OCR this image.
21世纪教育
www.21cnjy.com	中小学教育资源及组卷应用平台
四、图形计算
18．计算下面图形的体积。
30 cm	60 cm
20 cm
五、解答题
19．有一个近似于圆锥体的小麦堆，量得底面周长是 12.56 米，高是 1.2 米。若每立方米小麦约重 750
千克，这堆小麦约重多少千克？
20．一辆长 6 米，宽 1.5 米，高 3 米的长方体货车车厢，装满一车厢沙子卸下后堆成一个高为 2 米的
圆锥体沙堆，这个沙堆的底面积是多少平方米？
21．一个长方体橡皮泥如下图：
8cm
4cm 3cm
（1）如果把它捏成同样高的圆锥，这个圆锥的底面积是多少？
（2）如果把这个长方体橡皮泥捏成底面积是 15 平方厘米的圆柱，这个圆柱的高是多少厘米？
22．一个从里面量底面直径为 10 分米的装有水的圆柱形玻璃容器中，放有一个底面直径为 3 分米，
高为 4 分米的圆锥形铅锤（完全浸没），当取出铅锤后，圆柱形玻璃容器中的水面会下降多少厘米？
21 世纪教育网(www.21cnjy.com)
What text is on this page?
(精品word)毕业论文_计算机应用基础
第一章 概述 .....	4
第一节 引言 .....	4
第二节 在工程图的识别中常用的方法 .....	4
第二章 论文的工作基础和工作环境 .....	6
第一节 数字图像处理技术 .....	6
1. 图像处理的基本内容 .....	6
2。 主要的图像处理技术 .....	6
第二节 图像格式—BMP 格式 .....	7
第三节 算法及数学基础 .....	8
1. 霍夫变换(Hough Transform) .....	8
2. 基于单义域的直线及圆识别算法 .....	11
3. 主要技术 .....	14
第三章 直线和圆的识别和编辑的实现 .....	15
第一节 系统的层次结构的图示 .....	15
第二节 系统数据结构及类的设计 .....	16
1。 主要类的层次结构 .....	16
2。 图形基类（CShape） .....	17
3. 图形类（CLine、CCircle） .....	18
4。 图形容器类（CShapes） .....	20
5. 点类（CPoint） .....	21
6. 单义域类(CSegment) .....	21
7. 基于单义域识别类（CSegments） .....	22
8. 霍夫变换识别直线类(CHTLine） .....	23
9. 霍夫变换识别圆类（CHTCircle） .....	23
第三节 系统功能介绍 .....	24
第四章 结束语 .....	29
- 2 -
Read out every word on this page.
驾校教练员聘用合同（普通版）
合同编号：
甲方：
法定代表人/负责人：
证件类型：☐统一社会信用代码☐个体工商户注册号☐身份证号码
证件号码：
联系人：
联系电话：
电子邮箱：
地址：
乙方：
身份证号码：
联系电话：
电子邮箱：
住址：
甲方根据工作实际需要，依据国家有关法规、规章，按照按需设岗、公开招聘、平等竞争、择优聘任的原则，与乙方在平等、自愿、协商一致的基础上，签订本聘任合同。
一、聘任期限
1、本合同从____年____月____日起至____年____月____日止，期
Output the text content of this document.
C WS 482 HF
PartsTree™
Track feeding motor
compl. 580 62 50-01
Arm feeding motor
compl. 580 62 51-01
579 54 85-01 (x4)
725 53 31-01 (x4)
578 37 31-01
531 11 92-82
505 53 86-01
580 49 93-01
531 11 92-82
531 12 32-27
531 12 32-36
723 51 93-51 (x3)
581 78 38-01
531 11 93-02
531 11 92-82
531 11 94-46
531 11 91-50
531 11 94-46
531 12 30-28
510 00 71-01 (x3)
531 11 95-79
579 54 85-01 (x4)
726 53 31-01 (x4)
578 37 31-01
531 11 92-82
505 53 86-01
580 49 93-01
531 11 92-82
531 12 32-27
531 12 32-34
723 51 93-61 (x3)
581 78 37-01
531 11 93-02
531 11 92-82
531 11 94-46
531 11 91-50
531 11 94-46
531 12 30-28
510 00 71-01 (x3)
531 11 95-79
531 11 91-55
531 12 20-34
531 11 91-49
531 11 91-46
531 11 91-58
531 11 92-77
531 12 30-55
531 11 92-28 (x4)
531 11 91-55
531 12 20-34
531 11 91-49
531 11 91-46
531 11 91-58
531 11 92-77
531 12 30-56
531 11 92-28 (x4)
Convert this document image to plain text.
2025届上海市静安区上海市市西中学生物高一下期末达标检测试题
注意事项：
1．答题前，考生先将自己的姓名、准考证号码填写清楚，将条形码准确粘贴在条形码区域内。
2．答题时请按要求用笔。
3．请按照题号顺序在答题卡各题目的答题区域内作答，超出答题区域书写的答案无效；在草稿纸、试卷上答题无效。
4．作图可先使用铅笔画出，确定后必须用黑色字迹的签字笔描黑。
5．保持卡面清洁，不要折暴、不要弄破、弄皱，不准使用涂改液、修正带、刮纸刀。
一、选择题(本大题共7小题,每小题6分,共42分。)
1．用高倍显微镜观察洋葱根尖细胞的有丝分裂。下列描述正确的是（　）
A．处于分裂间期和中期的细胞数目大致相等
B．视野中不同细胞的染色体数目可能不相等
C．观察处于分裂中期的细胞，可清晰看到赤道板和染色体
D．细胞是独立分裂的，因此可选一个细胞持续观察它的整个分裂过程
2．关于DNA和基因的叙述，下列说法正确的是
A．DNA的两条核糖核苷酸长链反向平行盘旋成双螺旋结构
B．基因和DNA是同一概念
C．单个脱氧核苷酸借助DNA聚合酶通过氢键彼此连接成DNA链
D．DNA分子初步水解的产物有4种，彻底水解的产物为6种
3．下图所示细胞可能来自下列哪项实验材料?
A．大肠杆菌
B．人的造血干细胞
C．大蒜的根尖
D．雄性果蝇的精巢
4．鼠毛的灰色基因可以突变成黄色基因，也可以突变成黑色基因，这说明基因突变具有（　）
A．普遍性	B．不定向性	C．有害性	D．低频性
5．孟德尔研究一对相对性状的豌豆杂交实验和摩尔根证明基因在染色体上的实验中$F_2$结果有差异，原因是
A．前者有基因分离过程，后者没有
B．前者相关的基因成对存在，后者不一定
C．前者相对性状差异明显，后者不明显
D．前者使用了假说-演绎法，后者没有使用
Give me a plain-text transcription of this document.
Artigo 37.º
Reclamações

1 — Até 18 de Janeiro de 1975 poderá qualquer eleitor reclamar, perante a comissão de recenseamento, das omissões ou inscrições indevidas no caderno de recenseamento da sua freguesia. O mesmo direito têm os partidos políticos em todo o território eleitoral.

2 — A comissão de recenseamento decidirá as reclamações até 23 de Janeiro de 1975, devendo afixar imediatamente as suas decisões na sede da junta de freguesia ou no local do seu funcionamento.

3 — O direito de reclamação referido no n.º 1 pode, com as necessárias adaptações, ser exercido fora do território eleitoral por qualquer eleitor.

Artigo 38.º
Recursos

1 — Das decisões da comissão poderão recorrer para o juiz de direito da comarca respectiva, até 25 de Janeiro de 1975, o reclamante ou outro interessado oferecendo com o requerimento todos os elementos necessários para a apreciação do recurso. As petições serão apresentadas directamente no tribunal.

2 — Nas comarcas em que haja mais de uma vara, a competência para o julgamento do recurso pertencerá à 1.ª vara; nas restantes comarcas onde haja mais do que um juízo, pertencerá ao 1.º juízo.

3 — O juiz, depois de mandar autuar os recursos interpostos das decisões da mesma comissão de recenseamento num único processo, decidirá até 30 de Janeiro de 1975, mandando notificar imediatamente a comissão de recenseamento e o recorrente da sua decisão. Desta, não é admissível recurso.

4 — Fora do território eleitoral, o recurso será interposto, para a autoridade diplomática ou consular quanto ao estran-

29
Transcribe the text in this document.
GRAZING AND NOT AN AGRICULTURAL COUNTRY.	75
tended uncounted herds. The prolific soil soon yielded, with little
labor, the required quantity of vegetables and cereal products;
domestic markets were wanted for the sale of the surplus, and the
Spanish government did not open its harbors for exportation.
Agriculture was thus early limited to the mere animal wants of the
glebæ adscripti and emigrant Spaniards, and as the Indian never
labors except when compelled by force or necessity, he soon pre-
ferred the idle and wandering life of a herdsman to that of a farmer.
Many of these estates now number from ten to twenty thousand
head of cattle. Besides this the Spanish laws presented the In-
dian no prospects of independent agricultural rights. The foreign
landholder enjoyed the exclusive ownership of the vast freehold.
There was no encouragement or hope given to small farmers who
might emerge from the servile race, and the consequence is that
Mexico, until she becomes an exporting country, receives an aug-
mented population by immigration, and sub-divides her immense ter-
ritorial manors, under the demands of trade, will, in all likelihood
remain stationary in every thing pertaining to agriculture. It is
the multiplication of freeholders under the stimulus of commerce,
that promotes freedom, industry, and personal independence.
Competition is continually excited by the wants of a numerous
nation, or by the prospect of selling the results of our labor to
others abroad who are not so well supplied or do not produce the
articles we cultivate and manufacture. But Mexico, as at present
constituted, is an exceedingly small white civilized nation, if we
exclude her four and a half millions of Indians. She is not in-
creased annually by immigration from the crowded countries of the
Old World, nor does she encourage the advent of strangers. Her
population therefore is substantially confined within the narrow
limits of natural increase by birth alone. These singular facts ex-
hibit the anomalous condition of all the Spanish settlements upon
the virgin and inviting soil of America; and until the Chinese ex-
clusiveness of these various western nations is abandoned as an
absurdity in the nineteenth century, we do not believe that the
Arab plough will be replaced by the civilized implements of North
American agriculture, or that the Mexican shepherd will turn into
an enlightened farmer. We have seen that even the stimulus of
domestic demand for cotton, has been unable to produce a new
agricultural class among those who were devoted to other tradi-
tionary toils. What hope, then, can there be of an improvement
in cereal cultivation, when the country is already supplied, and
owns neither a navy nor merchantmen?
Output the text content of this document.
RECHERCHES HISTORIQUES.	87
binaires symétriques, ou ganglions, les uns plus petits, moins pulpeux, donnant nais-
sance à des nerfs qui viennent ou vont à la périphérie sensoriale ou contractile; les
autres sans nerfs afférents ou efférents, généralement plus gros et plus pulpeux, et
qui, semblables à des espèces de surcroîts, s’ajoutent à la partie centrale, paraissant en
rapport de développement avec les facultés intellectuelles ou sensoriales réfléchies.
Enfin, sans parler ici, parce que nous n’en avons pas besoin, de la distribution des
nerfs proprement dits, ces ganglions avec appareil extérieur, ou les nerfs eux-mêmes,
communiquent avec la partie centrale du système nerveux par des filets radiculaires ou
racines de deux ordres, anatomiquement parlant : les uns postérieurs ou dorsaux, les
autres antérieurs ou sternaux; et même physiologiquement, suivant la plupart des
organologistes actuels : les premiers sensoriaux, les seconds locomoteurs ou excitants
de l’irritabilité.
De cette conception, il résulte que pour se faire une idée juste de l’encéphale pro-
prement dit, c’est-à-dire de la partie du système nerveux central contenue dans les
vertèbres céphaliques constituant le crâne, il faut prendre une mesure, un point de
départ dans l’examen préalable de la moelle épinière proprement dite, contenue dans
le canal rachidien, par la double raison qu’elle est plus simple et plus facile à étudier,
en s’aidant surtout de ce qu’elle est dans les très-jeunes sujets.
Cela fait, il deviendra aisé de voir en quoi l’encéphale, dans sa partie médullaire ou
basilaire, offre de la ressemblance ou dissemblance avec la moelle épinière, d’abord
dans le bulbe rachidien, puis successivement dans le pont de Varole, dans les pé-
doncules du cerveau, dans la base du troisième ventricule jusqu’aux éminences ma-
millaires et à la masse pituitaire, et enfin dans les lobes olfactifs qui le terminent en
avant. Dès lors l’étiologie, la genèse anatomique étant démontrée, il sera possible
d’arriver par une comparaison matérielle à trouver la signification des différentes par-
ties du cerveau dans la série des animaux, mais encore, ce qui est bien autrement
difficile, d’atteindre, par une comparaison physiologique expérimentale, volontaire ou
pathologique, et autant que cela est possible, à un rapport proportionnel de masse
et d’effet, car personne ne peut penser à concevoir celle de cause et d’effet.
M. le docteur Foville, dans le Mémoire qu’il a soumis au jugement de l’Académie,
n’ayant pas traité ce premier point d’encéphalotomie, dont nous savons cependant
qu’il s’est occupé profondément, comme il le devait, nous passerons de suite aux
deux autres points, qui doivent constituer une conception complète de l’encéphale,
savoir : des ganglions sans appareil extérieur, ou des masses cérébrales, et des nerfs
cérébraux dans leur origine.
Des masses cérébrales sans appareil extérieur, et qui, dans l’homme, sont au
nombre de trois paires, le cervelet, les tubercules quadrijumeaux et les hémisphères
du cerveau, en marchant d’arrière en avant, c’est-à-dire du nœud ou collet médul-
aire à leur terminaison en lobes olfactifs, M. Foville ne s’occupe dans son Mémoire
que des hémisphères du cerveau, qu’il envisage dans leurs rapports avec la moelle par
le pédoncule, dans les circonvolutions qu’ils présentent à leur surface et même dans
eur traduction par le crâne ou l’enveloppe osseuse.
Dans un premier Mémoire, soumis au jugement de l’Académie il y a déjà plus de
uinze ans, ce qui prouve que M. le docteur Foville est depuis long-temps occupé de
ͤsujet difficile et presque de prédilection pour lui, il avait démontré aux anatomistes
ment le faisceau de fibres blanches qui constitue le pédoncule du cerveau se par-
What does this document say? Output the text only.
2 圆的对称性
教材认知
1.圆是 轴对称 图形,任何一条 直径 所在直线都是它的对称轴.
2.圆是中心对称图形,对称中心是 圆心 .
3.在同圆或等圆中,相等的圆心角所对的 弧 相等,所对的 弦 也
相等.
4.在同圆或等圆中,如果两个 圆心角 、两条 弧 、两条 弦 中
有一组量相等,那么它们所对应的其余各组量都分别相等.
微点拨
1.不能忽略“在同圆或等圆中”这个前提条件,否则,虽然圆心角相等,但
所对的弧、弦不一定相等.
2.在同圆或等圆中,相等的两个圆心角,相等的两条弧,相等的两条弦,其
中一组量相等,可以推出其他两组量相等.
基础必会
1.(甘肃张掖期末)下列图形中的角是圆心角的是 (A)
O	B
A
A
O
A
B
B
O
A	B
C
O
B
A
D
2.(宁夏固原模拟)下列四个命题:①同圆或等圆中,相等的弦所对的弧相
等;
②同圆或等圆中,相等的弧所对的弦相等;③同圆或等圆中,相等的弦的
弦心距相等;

.....

=== Written task ===
Copy each line of the preceding data that contains the string "motor".

=== Final answer ===
Track feeding motor
Arm feeding motor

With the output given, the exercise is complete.